## [Exercise objective]
Every line with the word "well" in it should be extracted from the data that follows.

(Saved entries)
***

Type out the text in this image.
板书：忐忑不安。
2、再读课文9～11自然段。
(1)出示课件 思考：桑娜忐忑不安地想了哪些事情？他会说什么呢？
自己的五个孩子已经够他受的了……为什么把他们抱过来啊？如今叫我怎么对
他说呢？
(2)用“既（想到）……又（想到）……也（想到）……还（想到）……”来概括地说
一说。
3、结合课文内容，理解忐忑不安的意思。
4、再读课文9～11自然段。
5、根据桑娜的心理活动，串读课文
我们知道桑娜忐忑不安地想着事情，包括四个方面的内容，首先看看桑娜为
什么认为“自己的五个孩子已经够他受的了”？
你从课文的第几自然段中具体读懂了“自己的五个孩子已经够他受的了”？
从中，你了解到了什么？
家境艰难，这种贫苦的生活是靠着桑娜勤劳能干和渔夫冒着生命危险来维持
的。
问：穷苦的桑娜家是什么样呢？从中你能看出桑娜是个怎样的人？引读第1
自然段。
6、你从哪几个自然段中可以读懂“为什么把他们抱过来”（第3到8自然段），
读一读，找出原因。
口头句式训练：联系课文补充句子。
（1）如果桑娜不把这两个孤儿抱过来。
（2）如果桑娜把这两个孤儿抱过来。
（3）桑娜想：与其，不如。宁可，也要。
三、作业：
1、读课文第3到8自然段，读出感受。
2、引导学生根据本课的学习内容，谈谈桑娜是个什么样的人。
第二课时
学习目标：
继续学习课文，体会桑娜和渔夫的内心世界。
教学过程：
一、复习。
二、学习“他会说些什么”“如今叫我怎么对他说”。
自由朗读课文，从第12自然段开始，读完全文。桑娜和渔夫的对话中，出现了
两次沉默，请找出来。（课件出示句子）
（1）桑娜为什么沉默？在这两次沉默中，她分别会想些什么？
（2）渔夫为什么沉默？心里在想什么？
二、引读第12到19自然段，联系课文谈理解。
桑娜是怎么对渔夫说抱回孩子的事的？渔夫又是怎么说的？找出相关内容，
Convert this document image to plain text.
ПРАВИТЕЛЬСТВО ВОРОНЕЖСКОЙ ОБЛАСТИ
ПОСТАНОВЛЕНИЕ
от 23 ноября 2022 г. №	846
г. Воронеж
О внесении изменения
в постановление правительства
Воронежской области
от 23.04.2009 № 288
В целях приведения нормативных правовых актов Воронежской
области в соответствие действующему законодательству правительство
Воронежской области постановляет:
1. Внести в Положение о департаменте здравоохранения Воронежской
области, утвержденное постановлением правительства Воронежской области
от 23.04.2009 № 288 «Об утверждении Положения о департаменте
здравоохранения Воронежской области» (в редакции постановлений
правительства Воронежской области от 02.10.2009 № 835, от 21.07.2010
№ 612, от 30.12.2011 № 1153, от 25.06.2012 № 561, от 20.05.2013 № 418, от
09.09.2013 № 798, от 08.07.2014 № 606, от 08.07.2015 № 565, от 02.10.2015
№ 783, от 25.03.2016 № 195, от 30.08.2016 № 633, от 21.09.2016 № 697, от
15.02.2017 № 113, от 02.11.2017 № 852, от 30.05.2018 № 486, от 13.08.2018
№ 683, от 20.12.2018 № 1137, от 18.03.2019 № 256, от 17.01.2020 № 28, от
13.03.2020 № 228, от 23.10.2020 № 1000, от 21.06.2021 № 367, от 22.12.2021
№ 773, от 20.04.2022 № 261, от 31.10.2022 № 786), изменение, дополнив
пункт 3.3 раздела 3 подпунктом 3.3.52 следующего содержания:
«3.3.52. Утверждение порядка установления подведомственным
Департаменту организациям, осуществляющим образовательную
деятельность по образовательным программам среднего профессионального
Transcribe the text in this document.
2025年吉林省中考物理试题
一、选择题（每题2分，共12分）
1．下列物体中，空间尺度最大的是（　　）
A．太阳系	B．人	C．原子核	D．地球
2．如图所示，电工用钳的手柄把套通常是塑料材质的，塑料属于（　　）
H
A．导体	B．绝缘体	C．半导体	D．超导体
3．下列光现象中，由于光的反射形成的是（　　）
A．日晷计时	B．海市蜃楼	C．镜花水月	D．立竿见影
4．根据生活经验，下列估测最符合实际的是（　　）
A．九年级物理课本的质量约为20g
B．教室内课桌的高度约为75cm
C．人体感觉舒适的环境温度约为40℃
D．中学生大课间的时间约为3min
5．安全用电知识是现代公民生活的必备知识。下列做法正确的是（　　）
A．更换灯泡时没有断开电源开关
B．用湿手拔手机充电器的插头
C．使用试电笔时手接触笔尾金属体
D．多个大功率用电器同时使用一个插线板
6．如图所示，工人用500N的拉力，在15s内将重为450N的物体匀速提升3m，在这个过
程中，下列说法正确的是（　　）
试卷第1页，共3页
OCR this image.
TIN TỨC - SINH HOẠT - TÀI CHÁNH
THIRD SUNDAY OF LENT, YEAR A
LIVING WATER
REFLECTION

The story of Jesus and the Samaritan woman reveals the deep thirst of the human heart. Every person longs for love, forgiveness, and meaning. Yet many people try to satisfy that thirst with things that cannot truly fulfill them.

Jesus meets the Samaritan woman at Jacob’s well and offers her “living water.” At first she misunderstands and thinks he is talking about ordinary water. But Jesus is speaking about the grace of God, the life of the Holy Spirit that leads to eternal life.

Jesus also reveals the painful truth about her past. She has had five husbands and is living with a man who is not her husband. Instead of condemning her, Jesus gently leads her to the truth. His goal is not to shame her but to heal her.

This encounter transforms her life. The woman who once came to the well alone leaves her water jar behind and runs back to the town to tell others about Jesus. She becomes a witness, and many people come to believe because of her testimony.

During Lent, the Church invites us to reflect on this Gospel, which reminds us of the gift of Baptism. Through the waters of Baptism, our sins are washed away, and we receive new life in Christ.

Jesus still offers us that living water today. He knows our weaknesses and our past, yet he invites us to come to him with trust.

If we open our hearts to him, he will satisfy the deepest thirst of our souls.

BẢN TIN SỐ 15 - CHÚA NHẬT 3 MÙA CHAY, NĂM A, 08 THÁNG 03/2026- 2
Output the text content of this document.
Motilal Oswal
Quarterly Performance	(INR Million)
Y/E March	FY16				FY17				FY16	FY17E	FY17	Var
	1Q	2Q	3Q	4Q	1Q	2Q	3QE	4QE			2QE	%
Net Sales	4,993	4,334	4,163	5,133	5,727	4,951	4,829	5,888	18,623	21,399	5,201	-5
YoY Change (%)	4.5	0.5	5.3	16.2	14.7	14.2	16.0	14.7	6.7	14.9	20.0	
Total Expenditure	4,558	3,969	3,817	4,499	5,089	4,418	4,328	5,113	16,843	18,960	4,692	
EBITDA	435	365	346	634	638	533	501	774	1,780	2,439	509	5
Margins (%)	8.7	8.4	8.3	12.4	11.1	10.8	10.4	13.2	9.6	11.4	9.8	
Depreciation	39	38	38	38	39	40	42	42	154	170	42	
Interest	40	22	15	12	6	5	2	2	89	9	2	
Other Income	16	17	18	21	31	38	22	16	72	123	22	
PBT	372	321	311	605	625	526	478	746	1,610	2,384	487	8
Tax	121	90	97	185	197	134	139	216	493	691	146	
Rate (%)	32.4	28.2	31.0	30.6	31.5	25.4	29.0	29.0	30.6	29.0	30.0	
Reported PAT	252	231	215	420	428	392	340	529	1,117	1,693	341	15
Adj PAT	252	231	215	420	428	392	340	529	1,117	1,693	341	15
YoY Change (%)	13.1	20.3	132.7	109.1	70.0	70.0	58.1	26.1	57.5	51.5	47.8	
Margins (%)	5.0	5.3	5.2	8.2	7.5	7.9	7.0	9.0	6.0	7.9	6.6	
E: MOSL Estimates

***

## [The answer]
Jesus meets the Samaritan woman at Jacob’s well and offers her “living water.” At first she misunderstands and thinks he is talking about ordinary water. But Jesus is speaking about the grace of God, the life of the Holy Spirit that leads to eternal life.
This encounter transforms her life. The woman who once came to the well alone leaves her water jar behind and runs back to the town to tell others about Jesus. She becomes a witness, and many people come to believe because of her testimony.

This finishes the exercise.